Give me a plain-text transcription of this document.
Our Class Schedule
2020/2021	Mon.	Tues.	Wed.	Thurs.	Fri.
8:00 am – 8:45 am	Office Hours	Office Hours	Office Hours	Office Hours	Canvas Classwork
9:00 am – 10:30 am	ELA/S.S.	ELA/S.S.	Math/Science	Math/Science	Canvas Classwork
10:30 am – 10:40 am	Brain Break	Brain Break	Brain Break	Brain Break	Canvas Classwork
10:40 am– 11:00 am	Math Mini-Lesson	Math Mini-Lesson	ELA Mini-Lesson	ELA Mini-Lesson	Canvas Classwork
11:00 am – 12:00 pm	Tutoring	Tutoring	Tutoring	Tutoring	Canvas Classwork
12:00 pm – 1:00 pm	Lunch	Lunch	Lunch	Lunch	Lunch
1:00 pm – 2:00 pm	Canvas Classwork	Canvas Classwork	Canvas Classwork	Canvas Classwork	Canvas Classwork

• • • • • • •

▶ _Set exercise_
Copy out each line exactly as written.

▶ _Solved problem_
Give me a plain-text transcription of this document.
Our Class Schedule
2020/2021	Mon.	Tues.	Wed.	Thurs.	Fri.
8:00 am – 8:45 am	Office Hours	Office Hours	Office Hours	Office Hours	Canvas Classwork
9:00 am – 10:30 am	ELA/S.S.	ELA/S.S.	Math/Science	Math/Science	Canvas Classwork
10:30 am – 10:40 am	Brain Break	Brain Break	Brain Break	Brain Break	Canvas Classwork
10:40 am– 11:00 am	Math Mini-Lesson	Math Mini-Lesson	ELA Mini-Lesson	ELA Mini-Lesson	Canvas Classwork
11:00 am – 12:00 pm	Tutoring	Tutoring	Tutoring	Tutoring	Canvas Classwork
12:00 pm – 1:00 pm	Lunch	Lunch	Lunch	Lunch	Lunch
1:00 pm – 2:00 pm	Canvas Classwork	Canvas Classwork	Canvas Classwork	Canvas Classwork	Canvas Classwork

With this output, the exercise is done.